| PROMPT |
Give every entry again, unchanged, and leave its images out.

----------------------------------------

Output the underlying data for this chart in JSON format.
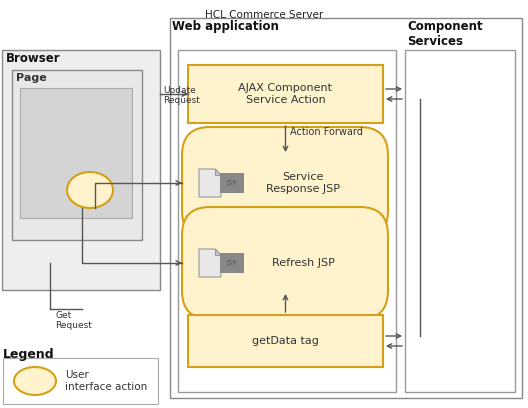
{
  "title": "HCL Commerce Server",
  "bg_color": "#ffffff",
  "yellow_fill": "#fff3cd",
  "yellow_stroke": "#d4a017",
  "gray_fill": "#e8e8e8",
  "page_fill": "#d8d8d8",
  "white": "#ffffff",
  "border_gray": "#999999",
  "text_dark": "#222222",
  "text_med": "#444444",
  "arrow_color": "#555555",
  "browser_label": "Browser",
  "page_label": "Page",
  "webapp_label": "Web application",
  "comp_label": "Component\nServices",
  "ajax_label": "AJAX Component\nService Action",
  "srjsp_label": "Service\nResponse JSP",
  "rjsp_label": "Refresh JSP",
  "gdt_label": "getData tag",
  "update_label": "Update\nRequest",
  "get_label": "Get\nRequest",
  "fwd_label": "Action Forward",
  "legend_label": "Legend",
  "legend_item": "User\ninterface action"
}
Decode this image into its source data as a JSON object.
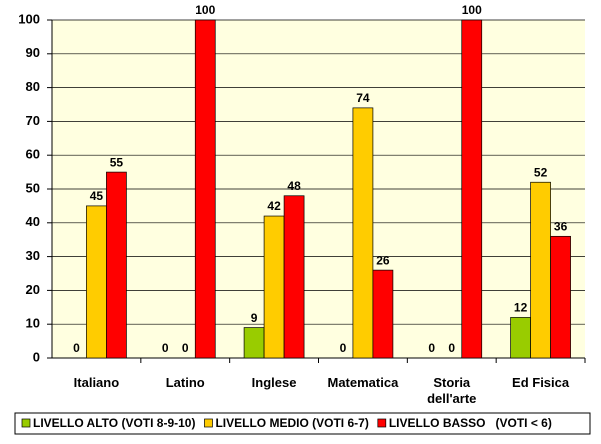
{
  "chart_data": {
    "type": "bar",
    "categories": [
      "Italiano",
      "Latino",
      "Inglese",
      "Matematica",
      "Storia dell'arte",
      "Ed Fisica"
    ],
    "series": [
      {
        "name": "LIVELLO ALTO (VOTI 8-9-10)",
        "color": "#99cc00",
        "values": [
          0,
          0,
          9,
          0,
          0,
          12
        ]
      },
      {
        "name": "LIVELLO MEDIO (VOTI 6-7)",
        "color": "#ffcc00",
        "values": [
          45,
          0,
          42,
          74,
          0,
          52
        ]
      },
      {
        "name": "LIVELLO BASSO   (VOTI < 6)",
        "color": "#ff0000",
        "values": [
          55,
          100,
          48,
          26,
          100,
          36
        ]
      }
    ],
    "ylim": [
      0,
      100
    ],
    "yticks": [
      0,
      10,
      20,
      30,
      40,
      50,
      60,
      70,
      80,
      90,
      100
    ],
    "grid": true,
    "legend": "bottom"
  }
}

----------------------------------------

| ANSWER TO THIS PROBLEM |
Output the underlying data for this chart in JSON format.
{
  "title": "HCL Commerce Server",
  "bg_color": "#ffffff",
  "yellow_fill": "#fff3cd",
  "yellow_stroke": "#d4a017",
  "gray_fill": "#e8e8e8",
  "page_fill": "#d8d8d8",
  "white": "#ffffff",
  "border_gray": "#999999",
  "text_dark": "#222222",
  "text_med": "#444444",
  "arrow_color": "#555555",
  "browser_label": "Browser",
  "page_label": "Page",
  "webapp_label": "Web application",
  "comp_label": "Component\nServices",
  "ajax_label": "AJAX Component\nService Action",
  "srjsp_label": "Service\nResponse JSP",
  "rjsp_label": "Refresh JSP",
  "gdt_label": "getData tag",
  "update_label": "Update\nRequest",
  "get_label": "Get\nRequest",
  "fwd_label": "Action Forward",
  "legend_label": "Legend",
  "legend_item": "User\ninterface action"
}
Decode this image into its source data as a JSON object.
{
  "chart_data": {
    "type": "bar",
    "categories": [
      "Italiano",
      "Latino",
      "Inglese",
      "Matematica",
      "Storia dell'arte",
      "Ed Fisica"
    ],
    "series": [
      {
        "name": "LIVELLO ALTO (VOTI 8-9-10)",
        "color": "#99cc00",
        "values": [
          0,
          0,
          9,
          0,
          0,
          12
        ]
      },
      {
        "name": "LIVELLO MEDIO (VOTI 6-7)",
        "color": "#ffcc00",
        "values": [
          45,
          0,
          42,
          74,
          0,
          52
        ]
      },
      {
        "name": "LIVELLO BASSO   (VOTI < 6)",
        "color": "#ff0000",
        "values": [
          55,
          100,
          48,
          26,
          100,
          36
        ]
      }
    ],
    "ylim": [
      0,
      100
    ],
    "yticks": [
      0,
      10,
      20,
      30,
      40,
      50,
      60,
      70,
      80,
      90,
      100
    ],
    "grid": true,
    "legend": "bottom"
  }
}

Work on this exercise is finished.